§ **GOAL**: Write out every line of the listing below word for word, omitting the pictures.

§ **TASK DATA**:

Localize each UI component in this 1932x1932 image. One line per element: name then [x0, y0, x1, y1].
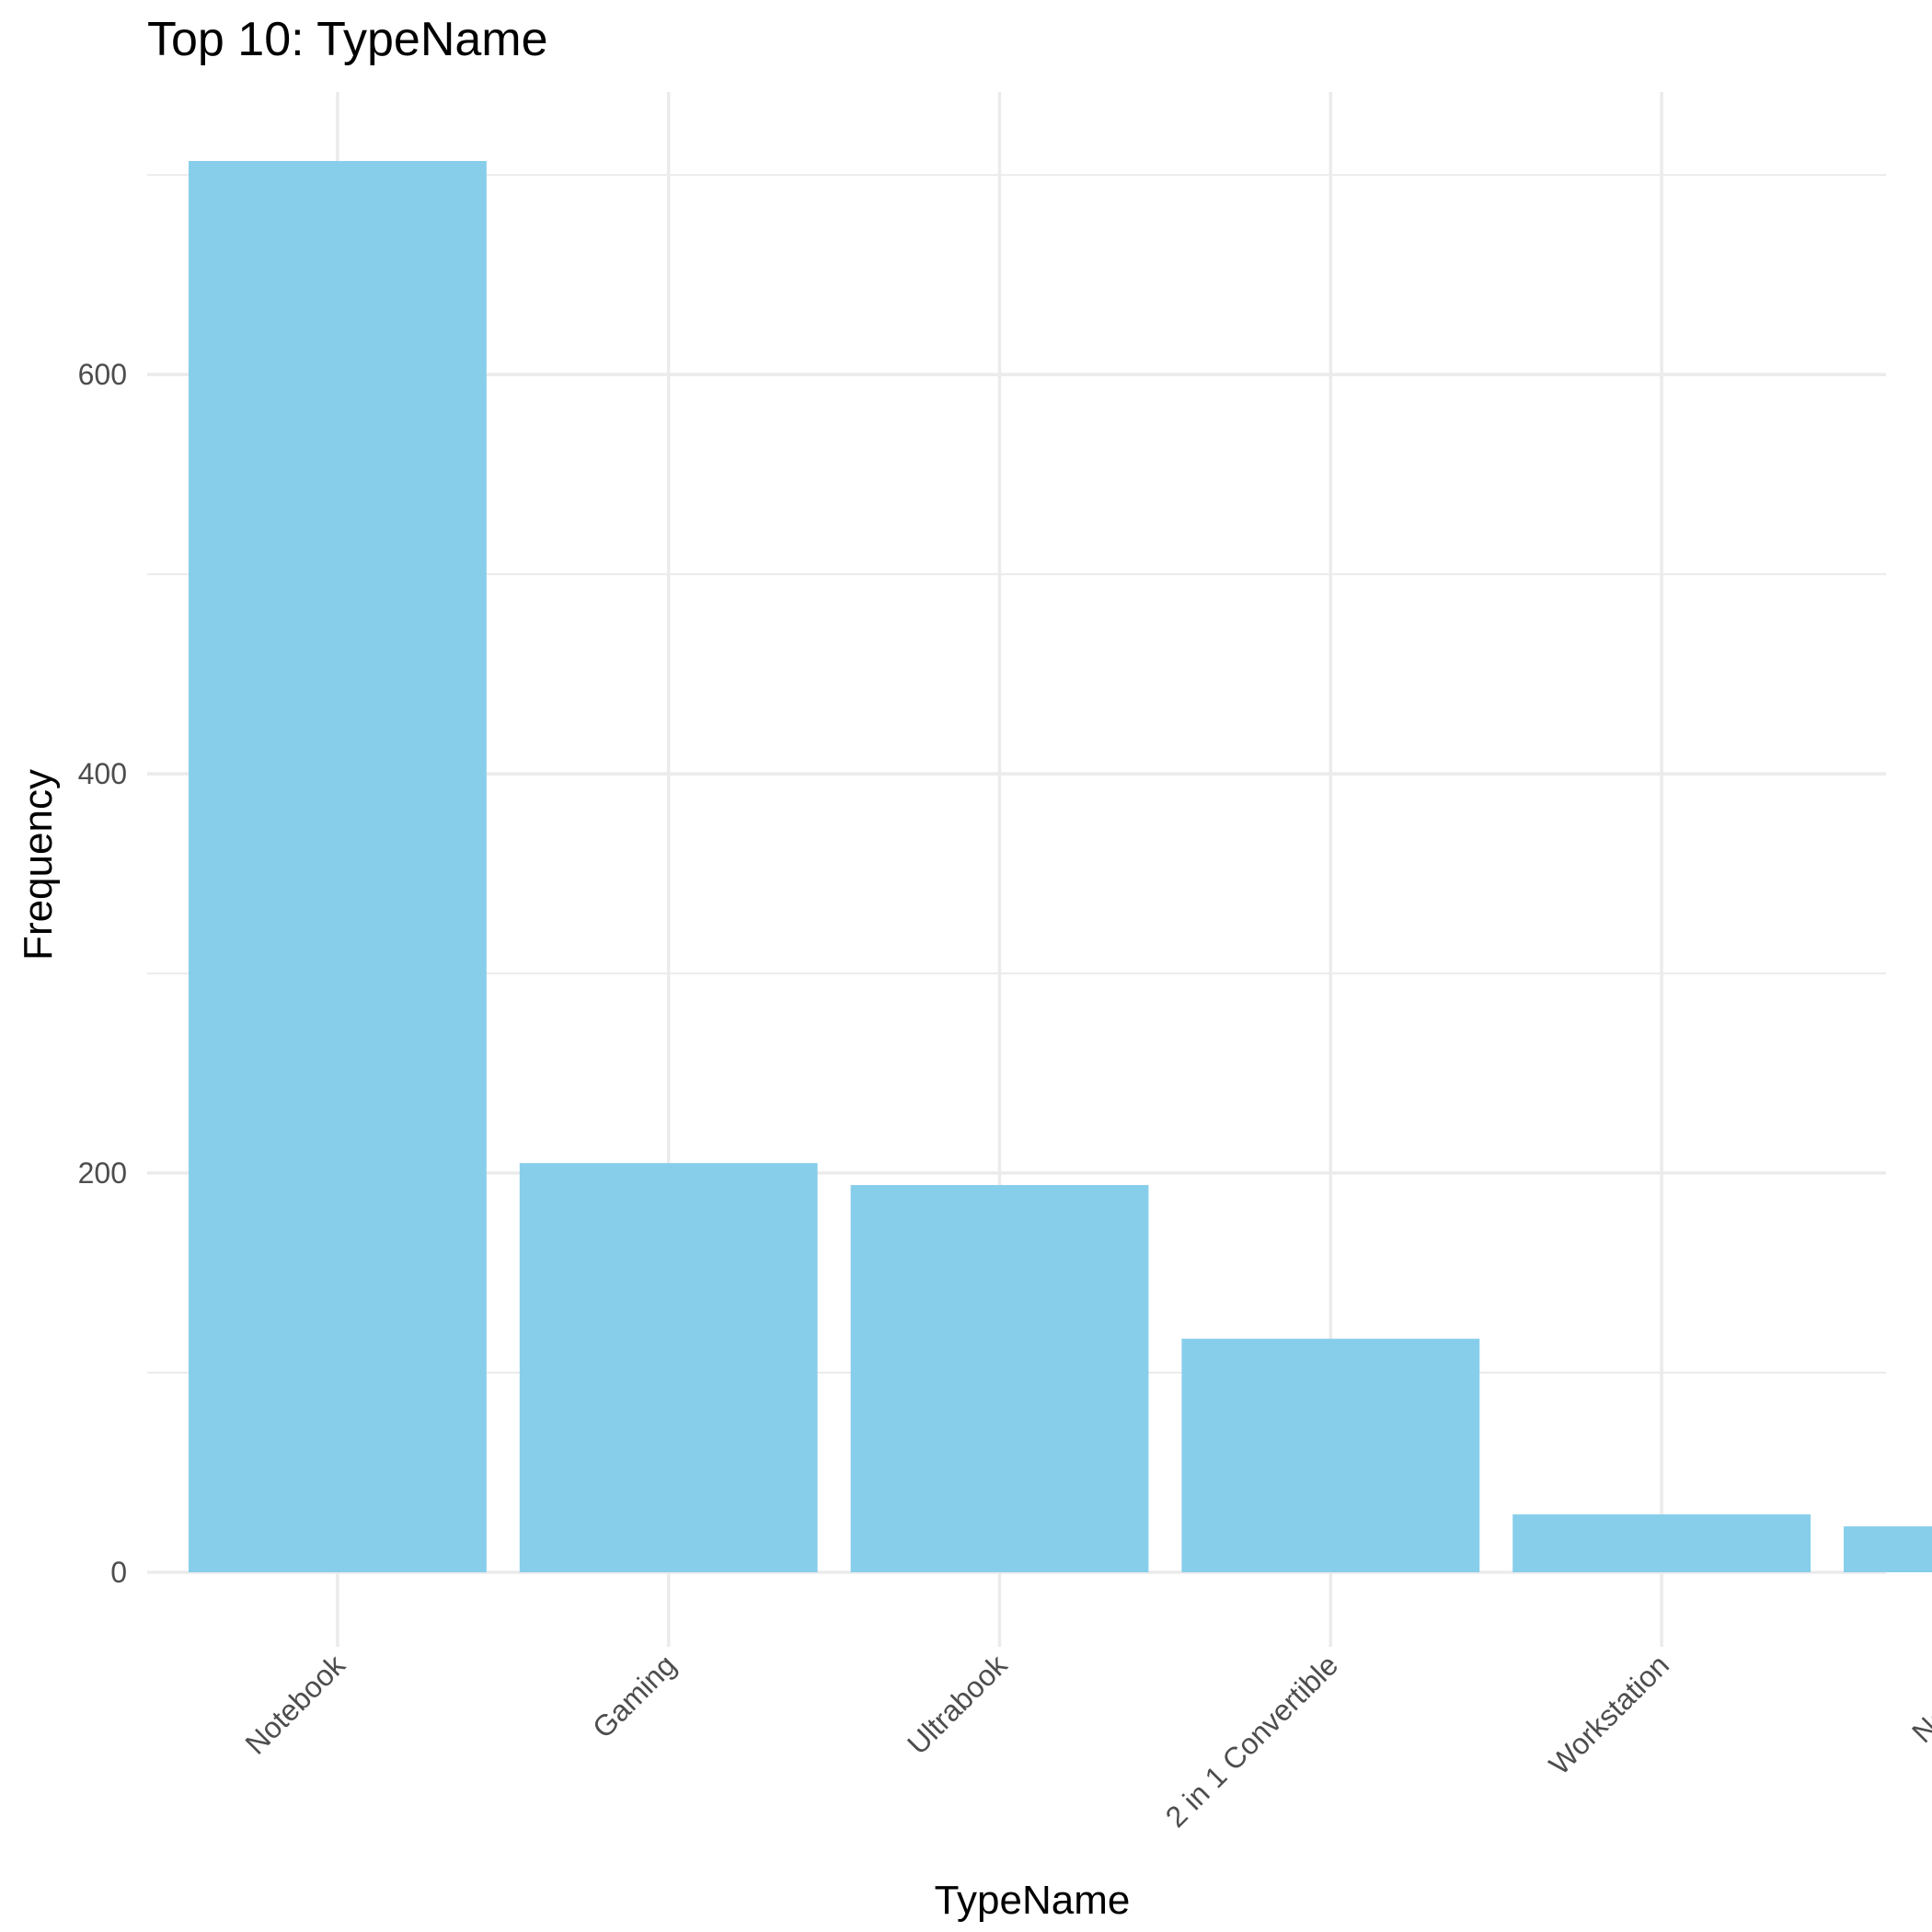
bar — [1844, 1526, 1932, 1572]
bar — [850, 1185, 1149, 1572]
y-tick-label: 200 — [78, 1156, 127, 1190]
bars — [189, 161, 1932, 1572]
y-axis-ticks: 0 200 400 600 — [78, 358, 127, 1589]
x-tick-label: Gaming — [586, 1648, 683, 1744]
bar — [519, 1163, 818, 1572]
y-tick-label: 600 — [78, 358, 127, 391]
x-axis-title: TypeName — [935, 1878, 1131, 1923]
x-axis-ticks: Notebook Gaming Ultrabook 2 in 1 Convertibl… — [239, 1648, 1932, 1834]
x-tick-label: Notebook — [239, 1648, 352, 1761]
y-axis-title: Frequency — [16, 769, 61, 960]
y-tick-label: 400 — [78, 757, 127, 790]
x-tick-label: Netbook — [1905, 1648, 1932, 1749]
bar — [1512, 1514, 1811, 1572]
chart-title: Top 10: TypeName — [147, 13, 548, 66]
x-tick-label: Ultrabook — [901, 1648, 1014, 1761]
x-tick-label: 2 in 1 Convertible — [1159, 1648, 1345, 1834]
bar — [189, 161, 487, 1572]
bar — [1181, 1339, 1480, 1572]
y-tick-label: 0 — [110, 1556, 127, 1589]
x-tick-label: Workstation — [1543, 1648, 1676, 1781]
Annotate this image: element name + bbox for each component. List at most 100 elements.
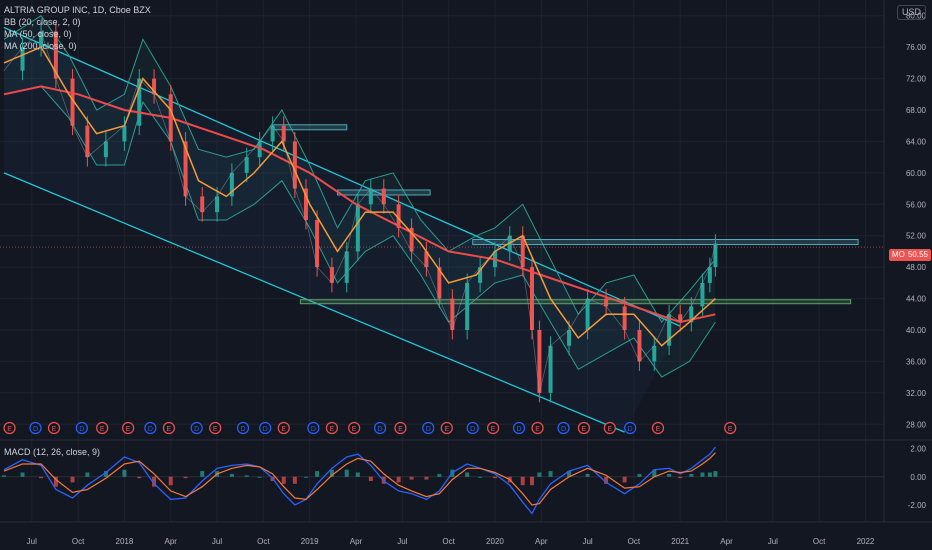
event-marker-label: E xyxy=(656,426,661,433)
macd-histogram-bar xyxy=(257,476,262,478)
earnings-marker xyxy=(162,421,175,435)
earnings-marker xyxy=(486,421,500,435)
event-marker-label: D xyxy=(311,426,316,433)
time-axis-tick: Jul xyxy=(397,537,407,546)
bb-lower xyxy=(3,85,716,378)
event-marker-label: D xyxy=(148,426,153,433)
time-axis-tick: Oct xyxy=(813,537,826,546)
candle-body xyxy=(137,78,142,126)
macd-axis-tick: 2.00 xyxy=(910,444,926,453)
candle-body xyxy=(20,47,25,71)
dividend-marker xyxy=(307,421,320,435)
candle-body xyxy=(368,188,373,205)
candle-body xyxy=(567,330,572,346)
macd-histogram-bar xyxy=(200,471,205,477)
macd-histogram-bar xyxy=(437,473,442,477)
price-axis-tick: 28.00 xyxy=(906,420,927,429)
event-marker-label: E xyxy=(330,426,335,433)
candle-body xyxy=(381,188,386,205)
candle-body xyxy=(700,282,705,307)
macd-histogram-bar xyxy=(152,476,157,487)
candle-body xyxy=(344,251,349,283)
event-marker-label: E xyxy=(7,426,12,433)
earnings-marker xyxy=(348,421,361,435)
event-marker-label: D xyxy=(426,426,431,433)
candle-body xyxy=(520,235,525,268)
candle-body xyxy=(530,267,534,330)
macd-histogram-bar xyxy=(103,471,108,477)
channel-fill xyxy=(4,27,681,433)
event-marker-label: E xyxy=(582,426,587,433)
dividend-marker xyxy=(422,421,435,435)
macd-histogram-bar xyxy=(244,475,249,477)
ma200-legend[interactable]: MA (200, close, 0) xyxy=(4,41,77,51)
macd-histogram-bar xyxy=(689,473,694,477)
price-axis-tick: 80.00 xyxy=(906,12,927,21)
macd-histogram-bar xyxy=(39,476,44,479)
macd-histogram-bar xyxy=(396,476,401,483)
event-marker-label: D xyxy=(79,426,84,433)
price-axis-tick: 48.00 xyxy=(906,263,927,272)
time-axis-tick: 2022 xyxy=(857,537,875,546)
macd-histogram-bar xyxy=(585,473,590,477)
macd-histogram-bar xyxy=(292,476,297,484)
dividend-marker xyxy=(190,421,203,435)
macd-histogram-bar xyxy=(707,472,712,477)
earnings-marker xyxy=(577,421,590,435)
time-axis-tick: Oct xyxy=(257,537,270,546)
candle-body xyxy=(329,267,334,283)
candle-body xyxy=(122,125,127,142)
candle-body xyxy=(396,204,401,228)
macd-histogram-bar xyxy=(492,476,497,479)
event-marker-label: E xyxy=(352,426,357,433)
macd-histogram-bar xyxy=(281,476,286,484)
currency-button[interactable]: USD xyxy=(896,5,926,20)
event-marker-label: D xyxy=(240,426,245,433)
ma50-legend[interactable]: MA (50, close, 0) xyxy=(4,29,72,39)
macd-histogram-bar xyxy=(567,471,572,477)
macd-legend[interactable]: MACD (12, 26, close, 9) xyxy=(4,447,101,457)
macd-histogram-bar xyxy=(168,476,173,486)
time-axis-tick: Apr xyxy=(720,537,733,546)
candle-body xyxy=(303,188,308,220)
time-axis-tick: Apr xyxy=(535,537,548,546)
price-close-line xyxy=(3,30,716,393)
macd-histogram-bar xyxy=(344,469,349,477)
candle-body xyxy=(478,267,483,283)
macd-histogram-bar xyxy=(424,476,429,480)
time-axis-tick: Oct xyxy=(628,537,641,546)
event-marker-label: E xyxy=(126,426,131,433)
earnings-marker xyxy=(209,421,222,435)
candle-body xyxy=(257,141,262,158)
macd-axis-tick: 0.00 xyxy=(910,473,926,482)
time-axis-tick: Apr xyxy=(165,537,178,546)
event-marker-label: D xyxy=(561,426,566,433)
dividend-marker xyxy=(29,421,42,435)
candle-body xyxy=(637,330,642,362)
dividend-marker xyxy=(557,421,570,435)
earnings-marker xyxy=(724,421,737,435)
candle-body xyxy=(707,267,712,283)
earnings-marker xyxy=(394,421,407,435)
time-axis-tick: Jul xyxy=(582,537,592,546)
earnings-marker xyxy=(603,421,616,435)
candle-body xyxy=(229,172,234,197)
time-axis-tick: Jul xyxy=(27,537,37,546)
macd-histogram-bar xyxy=(183,476,188,479)
candle-body xyxy=(548,345,553,393)
macd-histogram-bar xyxy=(667,473,672,477)
ma200-line xyxy=(3,85,716,324)
candle-body xyxy=(465,282,470,330)
candle-body xyxy=(667,314,672,346)
earnings-marker xyxy=(122,421,135,435)
event-marker-label: D xyxy=(194,426,199,433)
chart-title: ALTRIA GROUP INC, 1D, Cboe BZX xyxy=(4,5,151,15)
time-axis-tick: 2019 xyxy=(301,537,319,546)
candle-body xyxy=(103,141,108,158)
macd-histogram-bar xyxy=(465,472,470,477)
bb-legend[interactable]: BB (20, close, 2, 0) xyxy=(4,17,81,27)
earnings-marker xyxy=(3,421,16,435)
candle-body xyxy=(450,298,455,330)
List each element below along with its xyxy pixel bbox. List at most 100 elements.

§ **EXERCISE ANSWER**:
Localize each UI component in this 1932x1932 image. One line per element: name then [x0, y0, x1, y1].
bar — [1844, 1526, 1932, 1572]
bar — [850, 1185, 1149, 1572]
y-tick-label: 200 — [78, 1156, 127, 1190]
bars — [189, 161, 1932, 1572]
y-axis-ticks: 0 200 400 600 — [78, 358, 127, 1589]
x-tick-label: Gaming — [586, 1648, 683, 1744]
bar — [519, 1163, 818, 1572]
y-tick-label: 600 — [78, 358, 127, 391]
x-axis-title: TypeName — [935, 1878, 1131, 1923]
x-axis-ticks: Notebook Gaming Ultrabook 2 in 1 Convertibl… — [239, 1648, 1932, 1834]
x-tick-label: Notebook — [239, 1648, 352, 1761]
y-axis-title: Frequency — [16, 769, 61, 960]
y-tick-label: 400 — [78, 757, 127, 790]
x-tick-label: Netbook — [1905, 1648, 1932, 1749]
bar — [1512, 1514, 1811, 1572]
chart-title: Top 10: TypeName — [147, 13, 548, 66]
x-tick-label: Ultrabook — [901, 1648, 1014, 1761]
x-tick-label: 2 in 1 Convertible — [1159, 1648, 1345, 1834]
bar — [189, 161, 487, 1572]
bar — [1181, 1339, 1480, 1572]
y-tick-label: 0 — [110, 1556, 127, 1589]
x-tick-label: Workstation — [1543, 1648, 1676, 1781]
Annotate this image: element name + bbox for each component. List at most 100 elements.
event-marker-label: E xyxy=(656,426,661,433)
macd-histogram-bar xyxy=(257,476,262,478)
earnings-marker xyxy=(162,421,175,435)
earnings-marker xyxy=(486,421,500,435)
event-marker-label: D xyxy=(311,426,316,433)
time-axis-tick: Jul xyxy=(397,537,407,546)
bb-lower xyxy=(3,85,716,378)
event-marker-label: D xyxy=(148,426,153,433)
time-axis-tick: Oct xyxy=(813,537,826,546)
candle-body xyxy=(137,78,142,126)
macd-axis-tick: 2.00 xyxy=(910,444,926,453)
candle-body xyxy=(20,47,25,71)
dividend-marker xyxy=(307,421,320,435)
candle-body xyxy=(368,188,373,205)
candle-body xyxy=(567,330,572,346)
macd-histogram-bar xyxy=(200,471,205,477)
macd-histogram-bar xyxy=(437,473,442,477)
price-axis-tick: 28.00 xyxy=(906,420,927,429)
event-marker-label: E xyxy=(330,426,335,433)
candle-body xyxy=(381,188,386,205)
candle-body xyxy=(700,282,705,307)
macd-histogram-bar xyxy=(152,476,157,487)
candle-body xyxy=(344,251,349,283)
event-marker-label: E xyxy=(7,426,12,433)
earnings-marker xyxy=(348,421,361,435)
event-marker-label: D xyxy=(426,426,431,433)
candle-body xyxy=(520,235,525,268)
candle-body xyxy=(530,267,534,330)
macd-histogram-bar xyxy=(103,471,108,477)
channel-fill xyxy=(4,27,681,433)
event-marker-label: E xyxy=(582,426,587,433)
dividend-marker xyxy=(422,421,435,435)
macd-histogram-bar xyxy=(244,475,249,477)
ma200-legend[interactable]: MA (200, close, 0) xyxy=(4,41,77,51)
macd-histogram-bar xyxy=(689,473,694,477)
price-axis-tick: 80.00 xyxy=(906,12,927,21)
macd-histogram-bar xyxy=(39,476,44,479)
macd-histogram-bar xyxy=(396,476,401,483)
event-marker-label: D xyxy=(79,426,84,433)
price-axis-tick: 48.00 xyxy=(906,263,927,272)
time-axis-tick: 2022 xyxy=(857,537,875,546)
macd-histogram-bar xyxy=(585,473,590,477)
macd-histogram-bar xyxy=(292,476,297,484)
dividend-marker xyxy=(190,421,203,435)
macd-histogram-bar xyxy=(707,472,712,477)
earnings-marker xyxy=(577,421,590,435)
time-axis-tick: Oct xyxy=(257,537,270,546)
candle-body xyxy=(329,267,334,283)
candle-body xyxy=(122,125,127,142)
candle-body xyxy=(396,204,401,228)
macd-histogram-bar xyxy=(492,476,497,479)
event-marker-label: E xyxy=(352,426,357,433)
macd-histogram-bar xyxy=(281,476,286,484)
currency-button[interactable]: USD xyxy=(896,5,926,20)
event-marker-label: D xyxy=(240,426,245,433)
ma50-legend[interactable]: MA (50, close, 0) xyxy=(4,29,72,39)
macd-histogram-bar xyxy=(567,471,572,477)
macd-legend[interactable]: MACD (12, 26, close, 9) xyxy=(4,447,101,457)
macd-histogram-bar xyxy=(168,476,173,486)
time-axis-tick: Apr xyxy=(720,537,733,546)
candle-body xyxy=(303,188,308,220)
time-axis-tick: Apr xyxy=(535,537,548,546)
price-close-line xyxy=(3,30,716,393)
macd-histogram-bar xyxy=(344,469,349,477)
candle-body xyxy=(478,267,483,283)
macd-histogram-bar xyxy=(424,476,429,480)
time-axis-tick: Oct xyxy=(628,537,641,546)
event-marker-label: E xyxy=(126,426,131,433)
earnings-marker xyxy=(209,421,222,435)
candle-body xyxy=(257,141,262,158)
macd-axis-tick: 0.00 xyxy=(910,473,926,482)
time-axis-tick: Apr xyxy=(165,537,178,546)
event-marker-label: D xyxy=(561,426,566,433)
dividend-marker xyxy=(29,421,42,435)
candle-body xyxy=(637,330,642,362)
dividend-marker xyxy=(557,421,570,435)
earnings-marker xyxy=(724,421,737,435)
candle-body xyxy=(707,267,712,283)
earnings-marker xyxy=(394,421,407,435)
time-axis-tick: Jul xyxy=(582,537,592,546)
earnings-marker xyxy=(603,421,616,435)
candle-body xyxy=(229,172,234,197)
time-axis-tick: Jul xyxy=(27,537,37,546)
macd-histogram-bar xyxy=(183,476,188,479)
candle-body xyxy=(548,345,553,393)
macd-histogram-bar xyxy=(667,473,672,477)
ma200-line xyxy=(3,85,716,324)
candle-body xyxy=(465,282,470,330)
candle-body xyxy=(667,314,672,346)
earnings-marker xyxy=(122,421,135,435)
event-marker-label: D xyxy=(194,426,199,433)
chart-title: ALTRIA GROUP INC, 1D, Cboe BZX xyxy=(4,5,151,15)
time-axis-tick: 2019 xyxy=(301,537,319,546)
candle-body xyxy=(103,141,108,158)
macd-histogram-bar xyxy=(465,472,470,477)
bb-legend[interactable]: BB (20, close, 2, 0) xyxy=(4,17,81,27)
earnings-marker xyxy=(3,421,16,435)
candle-body xyxy=(450,298,455,330)
List each element below along with its xyxy pixel bbox. List at most 100 elements.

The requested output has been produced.